◆ **Your task**
Copy exactly, and only, the lines from the line containing "Output the text content of this document." through the last line of the records below, both included.

◆ **Extracted entries**
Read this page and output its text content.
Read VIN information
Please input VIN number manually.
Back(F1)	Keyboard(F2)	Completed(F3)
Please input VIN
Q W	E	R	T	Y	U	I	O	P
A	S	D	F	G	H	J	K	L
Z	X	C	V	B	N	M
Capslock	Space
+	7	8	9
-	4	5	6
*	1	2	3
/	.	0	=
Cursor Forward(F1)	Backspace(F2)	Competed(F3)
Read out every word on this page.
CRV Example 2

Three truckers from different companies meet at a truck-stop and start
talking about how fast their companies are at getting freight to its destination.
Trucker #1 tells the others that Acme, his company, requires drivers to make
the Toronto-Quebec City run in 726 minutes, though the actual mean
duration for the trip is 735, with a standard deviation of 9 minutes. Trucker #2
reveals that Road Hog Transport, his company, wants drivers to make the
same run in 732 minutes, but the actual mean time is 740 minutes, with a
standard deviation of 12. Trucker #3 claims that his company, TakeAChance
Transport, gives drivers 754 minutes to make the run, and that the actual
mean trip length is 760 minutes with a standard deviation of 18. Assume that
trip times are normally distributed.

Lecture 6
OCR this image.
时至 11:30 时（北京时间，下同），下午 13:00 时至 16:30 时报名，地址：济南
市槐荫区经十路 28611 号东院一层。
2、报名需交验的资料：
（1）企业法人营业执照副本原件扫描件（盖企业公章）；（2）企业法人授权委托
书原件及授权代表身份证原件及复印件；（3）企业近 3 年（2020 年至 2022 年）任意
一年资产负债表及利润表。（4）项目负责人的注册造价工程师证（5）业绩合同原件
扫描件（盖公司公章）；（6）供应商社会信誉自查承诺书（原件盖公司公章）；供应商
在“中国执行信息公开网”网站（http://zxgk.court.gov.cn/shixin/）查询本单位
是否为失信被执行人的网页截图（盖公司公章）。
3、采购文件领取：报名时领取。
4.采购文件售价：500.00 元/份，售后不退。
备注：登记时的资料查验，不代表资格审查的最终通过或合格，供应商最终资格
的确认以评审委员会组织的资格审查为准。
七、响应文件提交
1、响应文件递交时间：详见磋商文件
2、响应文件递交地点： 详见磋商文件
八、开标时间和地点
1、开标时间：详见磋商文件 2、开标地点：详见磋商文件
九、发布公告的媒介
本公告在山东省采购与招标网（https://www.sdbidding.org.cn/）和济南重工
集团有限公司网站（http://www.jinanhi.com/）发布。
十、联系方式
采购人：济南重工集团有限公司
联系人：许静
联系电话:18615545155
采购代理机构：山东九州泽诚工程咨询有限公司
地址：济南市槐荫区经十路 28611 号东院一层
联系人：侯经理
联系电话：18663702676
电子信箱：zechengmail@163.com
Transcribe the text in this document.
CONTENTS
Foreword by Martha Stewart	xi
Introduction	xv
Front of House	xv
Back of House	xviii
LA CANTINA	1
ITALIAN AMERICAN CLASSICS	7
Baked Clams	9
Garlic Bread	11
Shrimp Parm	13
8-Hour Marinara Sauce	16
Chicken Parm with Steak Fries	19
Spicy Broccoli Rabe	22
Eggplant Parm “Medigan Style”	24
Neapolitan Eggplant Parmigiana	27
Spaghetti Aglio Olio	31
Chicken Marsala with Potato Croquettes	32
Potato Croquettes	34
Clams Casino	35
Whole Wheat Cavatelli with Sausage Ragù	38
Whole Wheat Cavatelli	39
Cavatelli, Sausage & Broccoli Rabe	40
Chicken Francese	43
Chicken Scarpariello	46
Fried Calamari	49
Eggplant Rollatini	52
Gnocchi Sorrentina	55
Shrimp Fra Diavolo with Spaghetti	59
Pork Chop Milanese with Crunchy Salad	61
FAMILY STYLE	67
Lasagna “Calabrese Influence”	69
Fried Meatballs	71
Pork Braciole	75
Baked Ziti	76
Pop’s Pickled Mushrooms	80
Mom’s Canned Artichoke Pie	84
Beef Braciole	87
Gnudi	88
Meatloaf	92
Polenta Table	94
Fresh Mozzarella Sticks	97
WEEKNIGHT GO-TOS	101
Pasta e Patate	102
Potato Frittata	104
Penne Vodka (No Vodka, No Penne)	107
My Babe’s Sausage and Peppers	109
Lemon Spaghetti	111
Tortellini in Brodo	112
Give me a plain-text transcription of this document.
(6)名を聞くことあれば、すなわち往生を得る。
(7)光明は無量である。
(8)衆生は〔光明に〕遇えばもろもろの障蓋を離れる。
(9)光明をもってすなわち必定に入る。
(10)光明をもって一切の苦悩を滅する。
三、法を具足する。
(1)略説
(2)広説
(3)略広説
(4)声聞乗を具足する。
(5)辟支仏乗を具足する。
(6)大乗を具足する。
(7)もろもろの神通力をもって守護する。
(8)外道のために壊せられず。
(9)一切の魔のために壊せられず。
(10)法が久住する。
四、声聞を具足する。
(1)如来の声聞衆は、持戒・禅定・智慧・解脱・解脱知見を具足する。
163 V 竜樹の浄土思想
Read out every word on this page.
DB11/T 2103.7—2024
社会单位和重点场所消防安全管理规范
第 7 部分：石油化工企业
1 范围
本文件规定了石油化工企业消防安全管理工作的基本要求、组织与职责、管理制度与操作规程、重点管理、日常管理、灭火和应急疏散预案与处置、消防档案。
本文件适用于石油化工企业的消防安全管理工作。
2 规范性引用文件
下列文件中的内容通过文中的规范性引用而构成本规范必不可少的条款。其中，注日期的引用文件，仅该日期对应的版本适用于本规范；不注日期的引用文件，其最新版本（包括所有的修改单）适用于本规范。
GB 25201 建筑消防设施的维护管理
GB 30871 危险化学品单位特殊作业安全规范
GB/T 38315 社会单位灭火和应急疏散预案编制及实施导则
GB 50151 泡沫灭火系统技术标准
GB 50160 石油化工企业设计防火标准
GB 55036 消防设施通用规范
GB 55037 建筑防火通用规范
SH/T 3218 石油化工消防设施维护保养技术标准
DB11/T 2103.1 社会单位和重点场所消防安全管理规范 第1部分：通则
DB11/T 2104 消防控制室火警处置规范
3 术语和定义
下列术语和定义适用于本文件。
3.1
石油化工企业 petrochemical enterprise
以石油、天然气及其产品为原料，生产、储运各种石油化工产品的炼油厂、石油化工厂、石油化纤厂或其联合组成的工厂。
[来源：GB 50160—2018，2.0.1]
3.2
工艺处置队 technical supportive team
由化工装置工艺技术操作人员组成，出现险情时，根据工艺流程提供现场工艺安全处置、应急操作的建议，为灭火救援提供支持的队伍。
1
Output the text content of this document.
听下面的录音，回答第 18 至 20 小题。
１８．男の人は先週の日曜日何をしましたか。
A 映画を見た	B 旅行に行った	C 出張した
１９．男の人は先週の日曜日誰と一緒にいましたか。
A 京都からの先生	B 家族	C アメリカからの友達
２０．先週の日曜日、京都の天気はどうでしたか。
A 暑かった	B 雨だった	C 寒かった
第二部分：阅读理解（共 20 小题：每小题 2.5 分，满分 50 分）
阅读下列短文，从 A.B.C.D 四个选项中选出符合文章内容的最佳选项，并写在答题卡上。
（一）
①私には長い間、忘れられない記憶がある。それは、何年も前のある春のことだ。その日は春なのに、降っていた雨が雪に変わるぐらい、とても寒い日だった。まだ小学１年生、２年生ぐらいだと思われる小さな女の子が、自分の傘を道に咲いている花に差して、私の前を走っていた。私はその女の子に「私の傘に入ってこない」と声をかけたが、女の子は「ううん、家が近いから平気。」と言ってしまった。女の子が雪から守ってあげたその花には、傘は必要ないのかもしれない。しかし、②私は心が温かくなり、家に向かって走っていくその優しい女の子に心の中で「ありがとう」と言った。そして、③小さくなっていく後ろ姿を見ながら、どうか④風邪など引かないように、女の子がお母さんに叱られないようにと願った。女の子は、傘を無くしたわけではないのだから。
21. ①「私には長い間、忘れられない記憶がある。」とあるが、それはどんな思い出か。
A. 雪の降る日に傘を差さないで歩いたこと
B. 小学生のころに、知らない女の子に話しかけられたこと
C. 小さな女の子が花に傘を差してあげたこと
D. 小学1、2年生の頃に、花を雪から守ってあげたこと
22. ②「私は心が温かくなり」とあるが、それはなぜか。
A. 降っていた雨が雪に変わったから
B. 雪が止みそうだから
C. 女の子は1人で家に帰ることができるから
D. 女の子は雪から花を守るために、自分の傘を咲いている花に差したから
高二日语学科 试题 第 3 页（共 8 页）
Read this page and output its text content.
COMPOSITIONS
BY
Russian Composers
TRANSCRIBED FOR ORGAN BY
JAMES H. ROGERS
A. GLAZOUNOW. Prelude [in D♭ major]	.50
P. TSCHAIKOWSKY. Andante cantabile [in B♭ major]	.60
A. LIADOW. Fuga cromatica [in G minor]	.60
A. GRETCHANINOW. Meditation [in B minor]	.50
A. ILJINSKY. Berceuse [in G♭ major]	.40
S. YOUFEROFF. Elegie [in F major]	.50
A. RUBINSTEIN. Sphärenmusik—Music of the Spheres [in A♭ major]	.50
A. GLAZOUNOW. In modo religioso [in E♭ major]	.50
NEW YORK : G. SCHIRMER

◆ **Reply**
Output the text content of this document.
听下面的录音，回答第 18 至 20 小题。
１８．男の人は先週の日曜日何をしましたか。
A 映画を見た	B 旅行に行った	C 出張した
１９．男の人は先週の日曜日誰と一緒にいましたか。
A 京都からの先生	B 家族	C アメリカからの友達
２０．先週の日曜日、京都の天気はどうでしたか。
A 暑かった	B 雨だった	C 寒かった
第二部分：阅读理解（共 20 小题：每小题 2.5 分，满分 50 分）
阅读下列短文，从 A.B.C.D 四个选项中选出符合文章内容的最佳选项，并写在答题卡上。
（一）
①私には長い間、忘れられない記憶がある。それは、何年も前のある春のことだ。その日は春なのに、降っていた雨が雪に変わるぐらい、とても寒い日だった。まだ小学１年生、２年生ぐらいだと思われる小さな女の子が、自分の傘を道に咲いている花に差して、私の前を走っていた。私はその女の子に「私の傘に入ってこない」と声をかけたが、女の子は「ううん、家が近いから平気。」と言ってしまった。女の子が雪から守ってあげたその花には、傘は必要ないのかもしれない。しかし、②私は心が温かくなり、家に向かって走っていくその優しい女の子に心の中で「ありがとう」と言った。そして、③小さくなっていく後ろ姿を見ながら、どうか④風邪など引かないように、女の子がお母さんに叱られないようにと願った。女の子は、傘を無くしたわけではないのだから。
21. ①「私には長い間、忘れられない記憶がある。」とあるが、それはどんな思い出か。
A. 雪の降る日に傘を差さないで歩いたこと
B. 小学生のころに、知らない女の子に話しかけられたこと
C. 小さな女の子が花に傘を差してあげたこと
D. 小学1、2年生の頃に、花を雪から守ってあげたこと
22. ②「私は心が温かくなり」とあるが、それはなぜか。
A. 降っていた雨が雪に変わったから
B. 雪が止みそうだから
C. 女の子は1人で家に帰ることができるから
D. 女の子は雪から花を守るために、自分の傘を咲いている花に差したから
高二日语学科 试题 第 3 页（共 8 页）
Read this page and output its text content.
COMPOSITIONS
BY
Russian Composers
TRANSCRIBED FOR ORGAN BY
JAMES H. ROGERS
A. GLAZOUNOW. Prelude [in D♭ major]	.50
P. TSCHAIKOWSKY. Andante cantabile [in B♭ major]	.60
A. LIADOW. Fuga cromatica [in G minor]	.60
A. GRETCHANINOW. Meditation [in B minor]	.50
A. ILJINSKY. Berceuse [in G♭ major]	.40
S. YOUFEROFF. Elegie [in F major]	.50
A. RUBINSTEIN. Sphärenmusik—Music of the Spheres [in A♭ major]	.50
A. GLAZOUNOW. In modo religioso [in E♭ major]	.50
NEW YORK : G. SCHIRMER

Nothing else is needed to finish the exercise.